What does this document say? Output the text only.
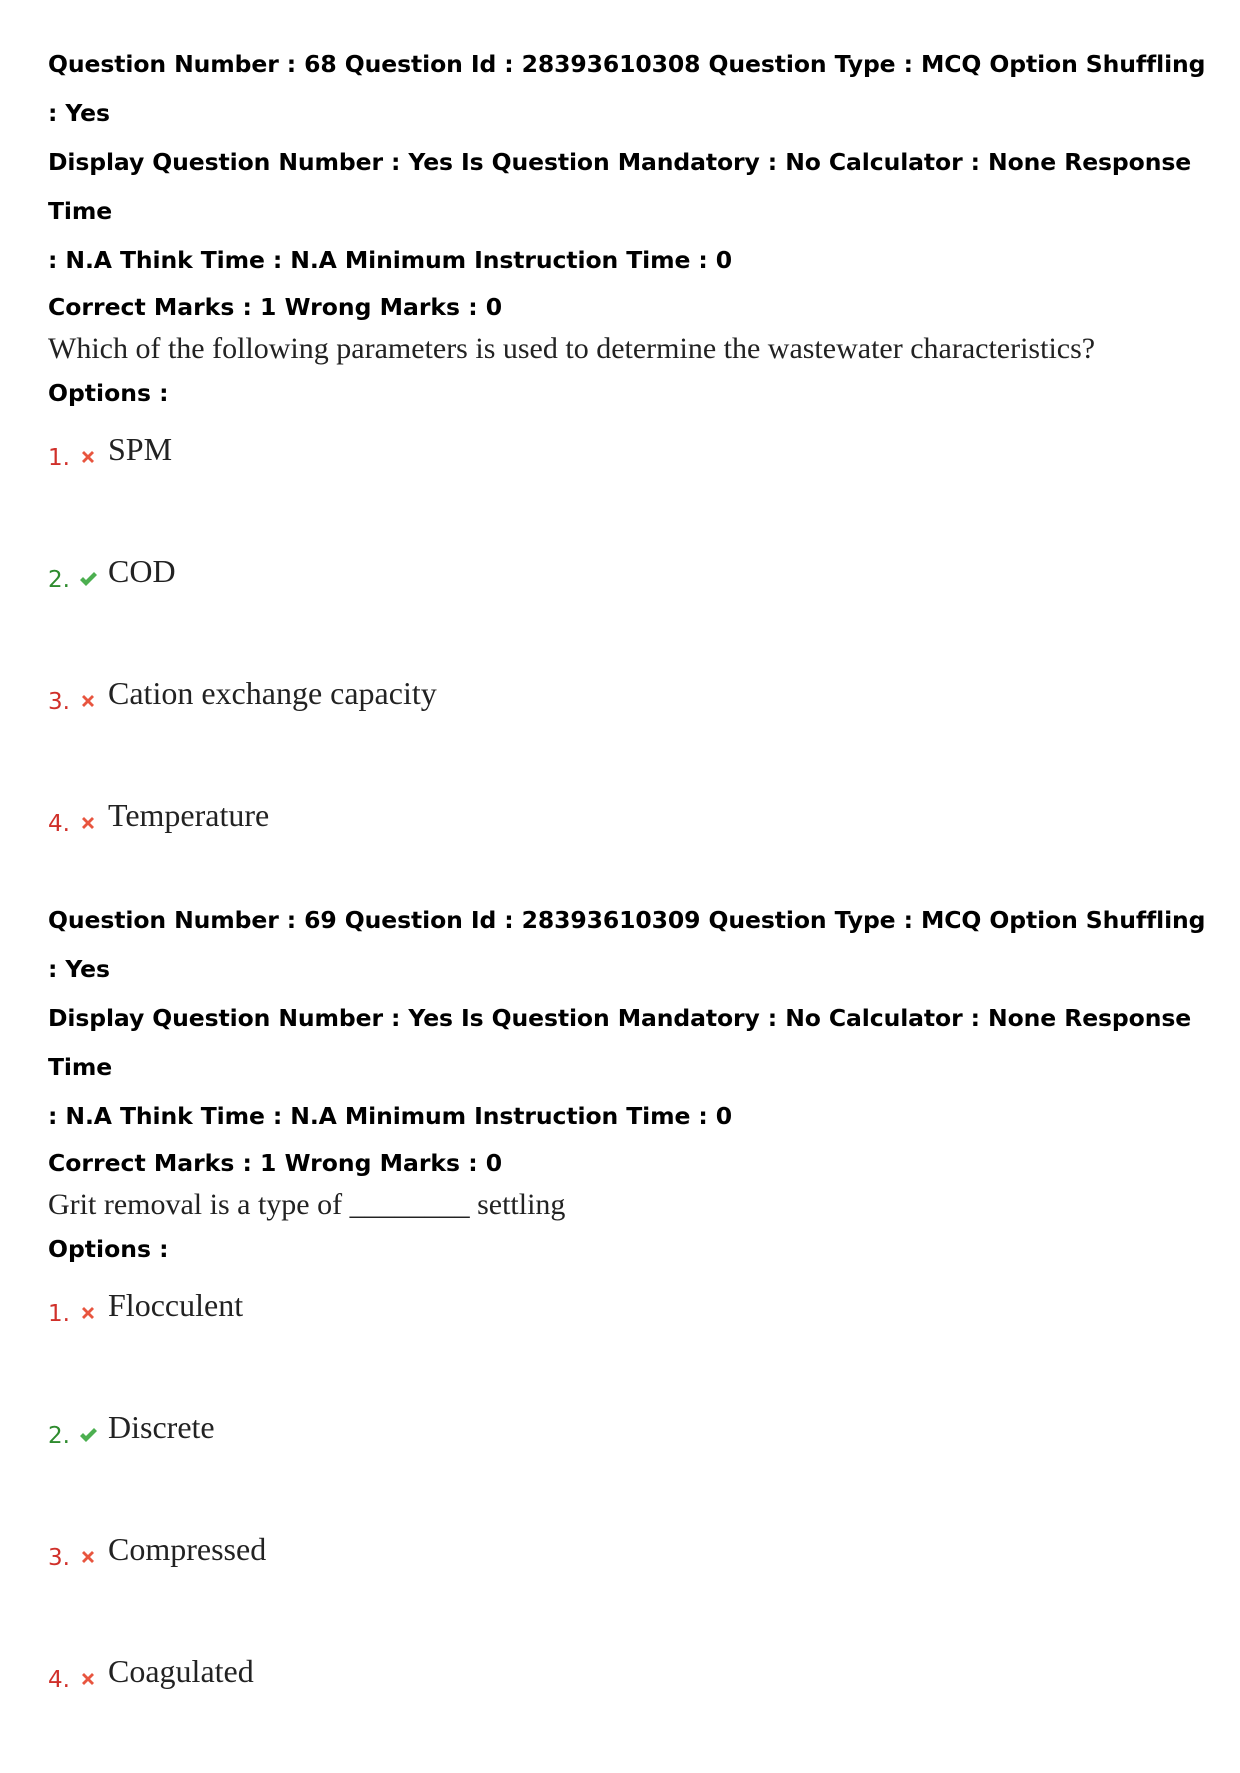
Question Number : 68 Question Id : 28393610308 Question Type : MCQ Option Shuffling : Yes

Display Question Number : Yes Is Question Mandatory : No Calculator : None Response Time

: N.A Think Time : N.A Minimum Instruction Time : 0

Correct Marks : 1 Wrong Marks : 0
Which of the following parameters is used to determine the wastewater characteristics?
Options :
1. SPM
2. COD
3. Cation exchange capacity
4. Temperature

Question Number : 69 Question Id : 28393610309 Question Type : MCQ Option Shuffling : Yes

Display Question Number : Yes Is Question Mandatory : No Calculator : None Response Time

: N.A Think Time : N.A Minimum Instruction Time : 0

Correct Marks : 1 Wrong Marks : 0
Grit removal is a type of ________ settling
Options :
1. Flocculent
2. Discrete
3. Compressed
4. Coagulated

+ + + + + + +

* _What is required_: Except for the pictures, print the data above exactly.

* _Written solution_:
What does this document say? Output the text only.
Question Number : 68 Question Id : 28393610308 Question Type : MCQ Option Shuffling : Yes

Display Question Number : Yes Is Question Mandatory : No Calculator : None Response Time

: N.A Think Time : N.A Minimum Instruction Time : 0

Correct Marks : 1 Wrong Marks : 0
Which of the following parameters is used to determine the wastewater characteristics?
Options :
1. SPM
2. COD
3. Cation exchange capacity
4. Temperature

Question Number : 69 Question Id : 28393610309 Question Type : MCQ Option Shuffling : Yes

Display Question Number : Yes Is Question Mandatory : No Calculator : None Response Time

: N.A Think Time : N.A Minimum Instruction Time : 0

Correct Marks : 1 Wrong Marks : 0
Grit removal is a type of ________ settling
Options :
1. Flocculent
2. Discrete
3. Compressed
4. Coagulated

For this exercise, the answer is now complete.